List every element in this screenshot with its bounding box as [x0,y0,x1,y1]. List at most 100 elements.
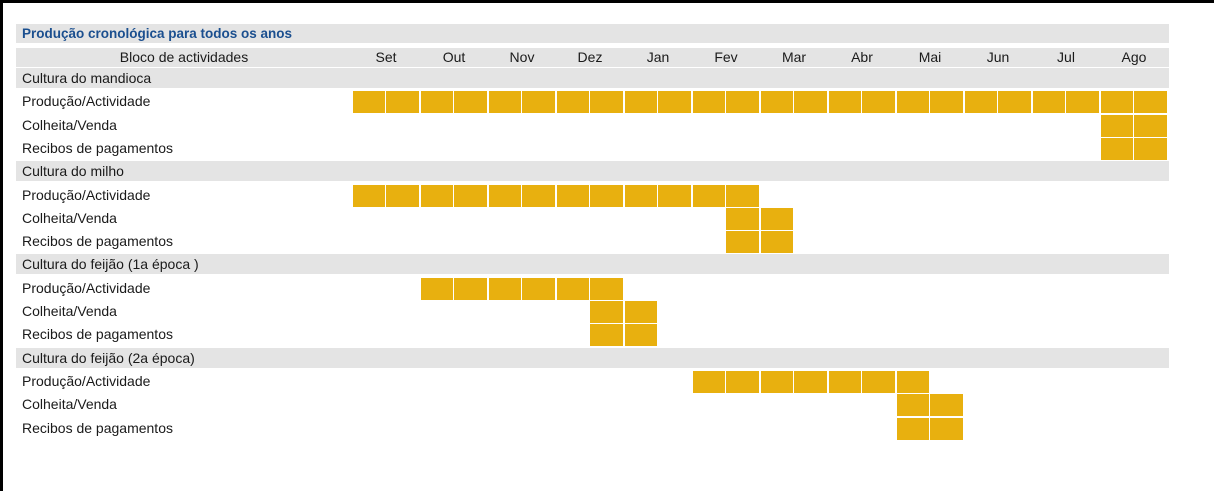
gantt-bar [590,91,623,114]
gantt-bar [930,417,963,440]
activity-label: Recibos de pagamentos [22,233,173,250]
gantt-bar [829,370,861,393]
gantt-bar [693,91,725,114]
gantt-bar [421,184,453,207]
gantt-bar [1101,137,1133,160]
gantt-bar [1066,91,1099,114]
gantt-bar [998,91,1031,114]
group-label: Cultura do feijão (1a época ) [22,256,199,273]
activity-label: Colheita/Venda [22,303,117,319]
gantt-bar [693,370,725,393]
month-header-set: Set [375,49,397,65]
gantt-bar [625,91,657,114]
activity-label: Produção/Actividade [22,372,151,389]
gantt-bar [625,184,657,207]
gantt-bar [897,370,929,393]
gantt-bar [353,91,385,114]
gantt-bar [590,301,623,323]
gantt-bar [897,394,929,417]
frame-left-border [0,0,3,491]
gantt-bar [421,91,453,114]
gantt-bar [522,91,555,114]
month-header-jan: Jan [646,49,670,65]
month-header-dez: Dez [577,49,603,65]
activity-label: Recibos de pagamentos [22,139,173,156]
gantt-bar [625,301,657,323]
month-header-mai: Mai [918,49,942,65]
gantt-bar [590,324,623,347]
activity-label: Colheita/Venda [22,209,117,226]
gantt-bar [658,184,691,207]
group-band [16,68,1169,88]
gantt-bar [557,277,589,300]
activity-label: Produção/Actividade [22,186,151,203]
gantt-bar [625,324,657,347]
header-row: Bloco de actividades Set Out Nov Dez Jan Fev M… [16,48,1169,67]
gantt-bar [862,370,895,393]
month-header-ago: Ago [1121,49,1147,65]
gantt-bar [726,231,759,254]
gantt-bar [454,91,487,114]
gantt-bar [1134,114,1167,137]
activity-label: Recibos de pagamentos [22,419,173,436]
gantt-bar [726,184,759,207]
gantt-bar [386,184,419,207]
gantt-bar [761,231,793,254]
month-header-jun: Jun [986,49,1010,65]
gantt-bar [1134,137,1167,160]
gantt-bar [421,277,453,300]
gantt-bar [590,184,623,207]
gantt-bar [726,91,759,114]
gantt-bar [658,91,691,114]
gantt-bar [829,91,861,114]
gantt-bar [794,370,827,393]
gantt-bar [726,207,759,230]
gantt-bar [489,277,521,300]
gantt-bar [522,184,555,207]
gantt-bar [965,91,997,114]
gantt-bar [557,91,589,114]
gantt-bar [897,91,929,114]
gantt-bar [590,277,623,300]
month-header-mar: Mar [781,49,807,65]
month-header-jul: Jul [1057,49,1075,65]
gantt-bar [1101,91,1133,114]
gantt-bar [454,184,487,207]
gantt-bar [1033,91,1065,114]
activity-column-header: Bloco de actividades [119,49,249,65]
gantt-bar [862,91,895,114]
gantt-bar [557,184,589,207]
activity-label: Recibos de pagamentos [22,326,173,343]
month-header-out: Out [442,49,466,65]
gantt-bar [454,277,487,300]
gantt-bar [693,184,725,207]
activity-label: Produção/Actividade [22,93,151,110]
gantt-bar [897,417,929,440]
group-label: Cultura do mandioca [22,70,152,86]
group-label: Cultura do milho [22,163,124,180]
gantt-bar [794,91,827,114]
gantt-bar [353,184,385,207]
activity-label: Colheita/Venda [22,116,117,133]
month-header-nov: Nov [509,49,535,65]
gantt-bar [761,91,793,114]
group-label: Cultura do feijão (2a época) [22,349,195,366]
month-header-abr: Abr [851,49,873,65]
gantt-bar [1101,114,1133,137]
month-header-fev: Fev [714,49,738,65]
group-band [16,161,1169,182]
gantt-bar [489,184,521,207]
gantt-bar [726,370,759,393]
chart-title: Produção cronológica para todos os anos [16,24,1169,43]
activity-label: Produção/Actividade [22,279,151,296]
gantt-bar [1134,91,1167,114]
gantt-bar [930,91,963,114]
gantt-bar [489,91,521,114]
activity-label: Colheita/Venda [22,396,117,413]
frame-top-border [0,0,1214,3]
gantt-bar [930,394,963,417]
gantt-bar [761,370,793,393]
gantt-bar [522,277,555,300]
gantt-bar [761,207,793,230]
gantt-bar [386,91,419,114]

Description of the task
Copy the lines of the items above word for word, from the line containing "gantt-bar [590,91,623,114]" through the line containing "gantt-bar [998,91,1031,114]", with both of those lines included.

Answer to this problem
gantt-bar [590,91,623,114]
gantt-bar [930,417,963,440]
activity-label: Recibos de pagamentos [22,233,173,250]
gantt-bar [829,370,861,393]
gantt-bar [693,91,725,114]
gantt-bar [421,184,453,207]
gantt-bar [1101,137,1133,160]
gantt-bar [1066,91,1099,114]
gantt-bar [998,91,1031,114]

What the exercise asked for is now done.